SET PROBLEM:
Below is a listing. Gather each line of it that contains "watermark".

RECORDS SHOWN:
+ + + + + + +

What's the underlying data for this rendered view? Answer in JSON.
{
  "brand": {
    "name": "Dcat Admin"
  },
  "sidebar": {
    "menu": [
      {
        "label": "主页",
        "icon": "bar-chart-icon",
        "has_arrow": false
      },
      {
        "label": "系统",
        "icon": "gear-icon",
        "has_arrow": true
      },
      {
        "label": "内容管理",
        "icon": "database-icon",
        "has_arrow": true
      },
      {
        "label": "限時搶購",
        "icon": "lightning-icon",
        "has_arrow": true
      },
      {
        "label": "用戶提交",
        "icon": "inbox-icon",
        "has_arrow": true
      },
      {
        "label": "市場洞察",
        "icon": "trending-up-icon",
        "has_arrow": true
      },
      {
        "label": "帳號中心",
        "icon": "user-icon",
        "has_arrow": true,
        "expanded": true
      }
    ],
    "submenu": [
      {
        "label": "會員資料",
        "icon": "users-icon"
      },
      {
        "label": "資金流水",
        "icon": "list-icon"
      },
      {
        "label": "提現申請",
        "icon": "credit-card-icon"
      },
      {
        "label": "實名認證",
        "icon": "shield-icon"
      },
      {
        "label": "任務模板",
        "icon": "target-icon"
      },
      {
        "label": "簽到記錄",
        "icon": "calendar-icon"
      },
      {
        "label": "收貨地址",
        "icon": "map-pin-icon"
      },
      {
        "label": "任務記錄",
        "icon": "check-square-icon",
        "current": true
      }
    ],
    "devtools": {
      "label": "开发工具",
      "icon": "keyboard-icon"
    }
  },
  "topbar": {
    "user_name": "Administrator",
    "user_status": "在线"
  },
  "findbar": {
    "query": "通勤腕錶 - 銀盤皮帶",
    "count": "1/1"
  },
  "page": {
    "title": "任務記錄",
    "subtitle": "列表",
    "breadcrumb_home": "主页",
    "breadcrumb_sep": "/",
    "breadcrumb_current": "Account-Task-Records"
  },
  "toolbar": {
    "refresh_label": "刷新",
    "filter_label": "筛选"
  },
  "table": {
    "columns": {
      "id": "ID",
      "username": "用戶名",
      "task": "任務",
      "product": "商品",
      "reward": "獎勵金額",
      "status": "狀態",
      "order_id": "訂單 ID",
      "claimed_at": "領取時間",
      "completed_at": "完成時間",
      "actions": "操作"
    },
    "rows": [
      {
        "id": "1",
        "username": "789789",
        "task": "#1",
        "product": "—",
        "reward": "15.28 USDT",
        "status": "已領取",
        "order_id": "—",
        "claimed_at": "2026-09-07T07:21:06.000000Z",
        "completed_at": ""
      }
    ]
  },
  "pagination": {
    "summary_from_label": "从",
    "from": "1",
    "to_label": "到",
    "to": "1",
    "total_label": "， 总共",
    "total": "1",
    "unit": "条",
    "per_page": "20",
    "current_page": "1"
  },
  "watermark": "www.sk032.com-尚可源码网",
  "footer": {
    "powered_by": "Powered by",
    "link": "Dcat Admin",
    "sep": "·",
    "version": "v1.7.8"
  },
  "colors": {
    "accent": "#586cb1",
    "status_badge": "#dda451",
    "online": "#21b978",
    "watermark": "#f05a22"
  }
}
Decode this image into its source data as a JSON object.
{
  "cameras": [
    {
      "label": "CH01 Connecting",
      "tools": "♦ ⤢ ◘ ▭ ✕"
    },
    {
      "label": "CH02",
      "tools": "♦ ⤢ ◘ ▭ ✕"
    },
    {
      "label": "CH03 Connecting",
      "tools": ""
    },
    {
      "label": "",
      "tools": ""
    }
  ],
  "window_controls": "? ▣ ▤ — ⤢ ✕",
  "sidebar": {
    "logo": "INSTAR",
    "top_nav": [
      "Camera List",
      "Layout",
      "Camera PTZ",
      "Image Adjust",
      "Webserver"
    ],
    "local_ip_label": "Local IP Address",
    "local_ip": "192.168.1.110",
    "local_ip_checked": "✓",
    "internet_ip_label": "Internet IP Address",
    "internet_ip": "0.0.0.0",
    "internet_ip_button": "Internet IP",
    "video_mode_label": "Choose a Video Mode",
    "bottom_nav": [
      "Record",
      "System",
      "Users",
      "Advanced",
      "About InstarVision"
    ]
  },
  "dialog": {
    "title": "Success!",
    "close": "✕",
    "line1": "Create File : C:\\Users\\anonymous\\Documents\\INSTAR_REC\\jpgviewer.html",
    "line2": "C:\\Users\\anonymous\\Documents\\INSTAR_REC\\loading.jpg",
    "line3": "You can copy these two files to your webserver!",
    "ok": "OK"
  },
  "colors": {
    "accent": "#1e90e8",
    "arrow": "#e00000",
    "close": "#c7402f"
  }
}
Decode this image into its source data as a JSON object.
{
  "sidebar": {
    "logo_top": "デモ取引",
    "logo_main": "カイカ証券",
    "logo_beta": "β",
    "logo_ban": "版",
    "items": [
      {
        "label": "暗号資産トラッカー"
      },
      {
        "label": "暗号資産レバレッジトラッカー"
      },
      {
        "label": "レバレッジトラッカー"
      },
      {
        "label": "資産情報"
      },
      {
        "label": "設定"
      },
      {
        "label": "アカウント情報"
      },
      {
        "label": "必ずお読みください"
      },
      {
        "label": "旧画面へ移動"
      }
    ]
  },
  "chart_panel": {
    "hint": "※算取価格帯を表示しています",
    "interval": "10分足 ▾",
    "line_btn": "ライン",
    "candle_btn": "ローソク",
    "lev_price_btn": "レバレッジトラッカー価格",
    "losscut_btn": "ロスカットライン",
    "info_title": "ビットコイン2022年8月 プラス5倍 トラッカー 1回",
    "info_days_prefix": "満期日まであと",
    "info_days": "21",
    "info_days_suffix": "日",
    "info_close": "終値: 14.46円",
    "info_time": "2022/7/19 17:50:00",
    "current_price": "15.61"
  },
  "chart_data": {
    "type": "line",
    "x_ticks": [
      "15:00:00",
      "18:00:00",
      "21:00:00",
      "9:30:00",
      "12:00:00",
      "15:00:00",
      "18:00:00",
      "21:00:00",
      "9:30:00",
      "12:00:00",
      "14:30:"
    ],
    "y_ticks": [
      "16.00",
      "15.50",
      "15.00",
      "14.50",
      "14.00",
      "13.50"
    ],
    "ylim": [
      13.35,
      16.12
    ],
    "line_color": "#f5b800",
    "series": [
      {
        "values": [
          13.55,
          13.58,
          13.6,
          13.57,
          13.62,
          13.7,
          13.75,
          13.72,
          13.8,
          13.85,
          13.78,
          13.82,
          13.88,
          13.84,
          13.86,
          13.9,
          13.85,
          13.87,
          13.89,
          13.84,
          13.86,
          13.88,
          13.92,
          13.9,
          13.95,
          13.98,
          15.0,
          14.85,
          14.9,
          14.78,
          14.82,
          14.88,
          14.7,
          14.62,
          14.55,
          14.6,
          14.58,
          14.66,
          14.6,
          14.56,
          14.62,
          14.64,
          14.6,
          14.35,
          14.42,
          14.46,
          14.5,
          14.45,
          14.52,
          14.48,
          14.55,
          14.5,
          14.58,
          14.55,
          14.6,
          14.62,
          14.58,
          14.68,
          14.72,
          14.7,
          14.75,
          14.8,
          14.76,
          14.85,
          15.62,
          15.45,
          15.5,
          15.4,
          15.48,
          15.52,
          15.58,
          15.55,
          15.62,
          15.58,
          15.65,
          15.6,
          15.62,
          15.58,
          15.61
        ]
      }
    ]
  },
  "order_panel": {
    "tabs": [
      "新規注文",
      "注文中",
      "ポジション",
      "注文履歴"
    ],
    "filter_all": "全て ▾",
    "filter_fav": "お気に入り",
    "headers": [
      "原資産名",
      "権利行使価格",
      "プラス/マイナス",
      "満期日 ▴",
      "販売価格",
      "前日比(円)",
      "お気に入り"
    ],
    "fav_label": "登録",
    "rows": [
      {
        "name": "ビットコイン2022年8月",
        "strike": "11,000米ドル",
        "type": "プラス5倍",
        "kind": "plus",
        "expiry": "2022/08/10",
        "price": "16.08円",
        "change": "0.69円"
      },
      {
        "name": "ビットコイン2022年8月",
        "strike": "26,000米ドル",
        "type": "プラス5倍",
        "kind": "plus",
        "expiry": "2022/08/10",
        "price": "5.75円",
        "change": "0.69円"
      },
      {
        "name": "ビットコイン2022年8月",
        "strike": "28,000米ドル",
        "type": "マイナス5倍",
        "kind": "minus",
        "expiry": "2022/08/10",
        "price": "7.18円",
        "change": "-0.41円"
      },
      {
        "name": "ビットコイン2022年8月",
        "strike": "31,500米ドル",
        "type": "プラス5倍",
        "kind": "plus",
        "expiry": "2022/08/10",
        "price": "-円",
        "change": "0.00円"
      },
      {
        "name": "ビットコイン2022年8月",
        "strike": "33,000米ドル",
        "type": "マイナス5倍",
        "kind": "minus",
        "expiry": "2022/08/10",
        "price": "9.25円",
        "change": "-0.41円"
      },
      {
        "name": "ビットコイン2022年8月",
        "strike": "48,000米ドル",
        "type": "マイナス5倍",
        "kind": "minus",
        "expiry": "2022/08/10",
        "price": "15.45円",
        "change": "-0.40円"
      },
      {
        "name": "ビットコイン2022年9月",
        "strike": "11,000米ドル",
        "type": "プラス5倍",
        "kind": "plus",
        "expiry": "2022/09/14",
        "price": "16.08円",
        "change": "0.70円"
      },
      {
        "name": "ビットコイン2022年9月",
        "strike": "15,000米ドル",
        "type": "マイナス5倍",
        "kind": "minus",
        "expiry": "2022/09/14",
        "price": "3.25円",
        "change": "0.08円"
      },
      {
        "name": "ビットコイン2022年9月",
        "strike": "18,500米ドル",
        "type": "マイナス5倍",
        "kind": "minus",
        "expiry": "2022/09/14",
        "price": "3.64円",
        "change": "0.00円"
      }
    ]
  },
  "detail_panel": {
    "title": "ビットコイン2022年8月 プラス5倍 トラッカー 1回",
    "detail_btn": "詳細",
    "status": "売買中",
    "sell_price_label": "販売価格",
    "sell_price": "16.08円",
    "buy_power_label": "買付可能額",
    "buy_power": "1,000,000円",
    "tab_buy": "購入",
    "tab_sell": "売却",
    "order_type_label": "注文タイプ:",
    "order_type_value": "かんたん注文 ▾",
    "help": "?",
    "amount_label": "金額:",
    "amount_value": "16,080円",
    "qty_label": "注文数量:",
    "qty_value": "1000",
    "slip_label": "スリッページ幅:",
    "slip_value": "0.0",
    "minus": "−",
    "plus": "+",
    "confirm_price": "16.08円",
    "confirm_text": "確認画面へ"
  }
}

+ + + + + + +

SOLUTION:
  "watermark": "www.sk032.com-尚可源码网",
    "watermark": "#f05a22"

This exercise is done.